• [EXCERPTED DATA]:
#####
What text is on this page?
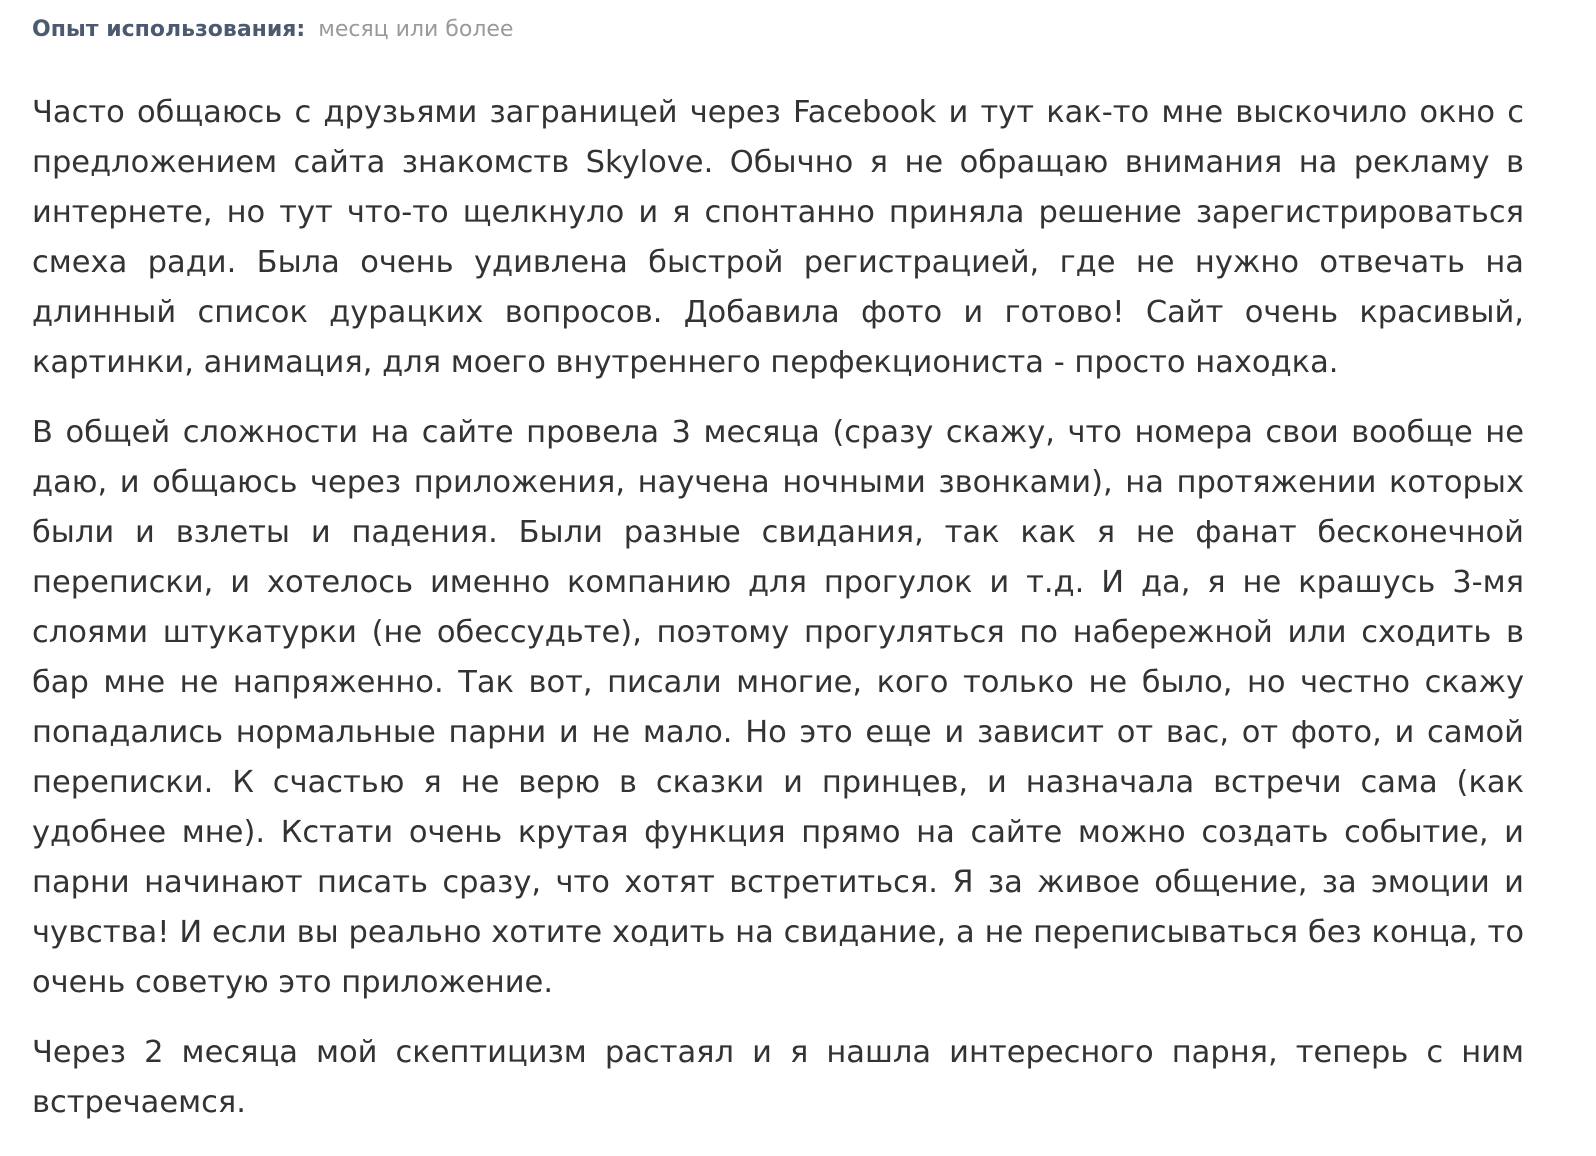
Опыт использования: месяц или более

Часто общаюсь с друзьями заграницей через Facebook и тут как-то мне выскочило окно с предложением сайта знакомств Skylove. Обычно я не обращаю внимания на рекламу в интернете, но тут что-то щелкнуло и я спонтанно приняла решение зарегистрироваться смеха ради. Была очень удивлена быстрой регистрацией, где не нужно отвечать на длинный список дурацких вопросов. Добавила фото и готово! Сайт очень красивый, картинки, анимация, для моего внутреннего перфекциониста - просто находка.

В общей сложности на сайте провела 3 месяца (сразу скажу, что номера свои вообще не даю, и общаюсь через приложения, научена ночными звонками), на протяжении которых были и взлеты и падения. Были разные свидания, так как я не фанат бесконечной переписки, и хотелось именно компанию для прогулок и т.д. И да, я не крашусь 3-мя слоями штукатурки (не обессудьте), поэтому прогуляться по набережной или сходить в бар мне не напряженно. Так вот, писали многие, кого только не было, но честно скажу попадались нормальные парни и не мало. Но это еще и зависит от вас, от фото, и самой переписки. К счастью я не верю в сказки и принцев, и назначала встречи сама (как удобнее мне). Кстати очень крутая функция прямо на сайте можно создать событие, и парни начинают писать сразу, что хотят встретиться. Я за живое общение, за эмоции и чувства! И если вы реально хотите ходить на свидание, а не переписываться без конца, то очень советую это приложение.

Через 2 месяца мой скептицизм растаял и я нашла интересного парня, теперь с ним встречаемся.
#####
Print all of the records shown above exactly, leaving out each picture.

• [SOLVED EXERCISE]:
What text is on this page?
Опыт использования: месяц или более

Часто общаюсь с друзьями заграницей через Facebook и тут как-то мне выскочило окно с предложением сайта знакомств Skylove. Обычно я не обращаю внимания на рекламу в интернете, но тут что-то щелкнуло и я спонтанно приняла решение зарегистрироваться смеха ради. Была очень удивлена быстрой регистрацией, где не нужно отвечать на длинный список дурацких вопросов. Добавила фото и готово! Сайт очень красивый, картинки, анимация, для моего внутреннего перфекциониста - просто находка.

В общей сложности на сайте провела 3 месяца (сразу скажу, что номера свои вообще не даю, и общаюсь через приложения, научена ночными звонками), на протяжении которых были и взлеты и падения. Были разные свидания, так как я не фанат бесконечной переписки, и хотелось именно компанию для прогулок и т.д. И да, я не крашусь 3-мя слоями штукатурки (не обессудьте), поэтому прогуляться по набережной или сходить в бар мне не напряженно. Так вот, писали многие, кого только не было, но честно скажу попадались нормальные парни и не мало. Но это еще и зависит от вас, от фото, и самой переписки. К счастью я не верю в сказки и принцев, и назначала встречи сама (как удобнее мне). Кстати очень крутая функция прямо на сайте можно создать событие, и парни начинают писать сразу, что хотят встретиться. Я за живое общение, за эмоции и чувства! И если вы реально хотите ходить на свидание, а не переписываться без конца, то очень советую это приложение.

Через 2 месяца мой скептицизм растаял и я нашла интересного парня, теперь с ним встречаемся.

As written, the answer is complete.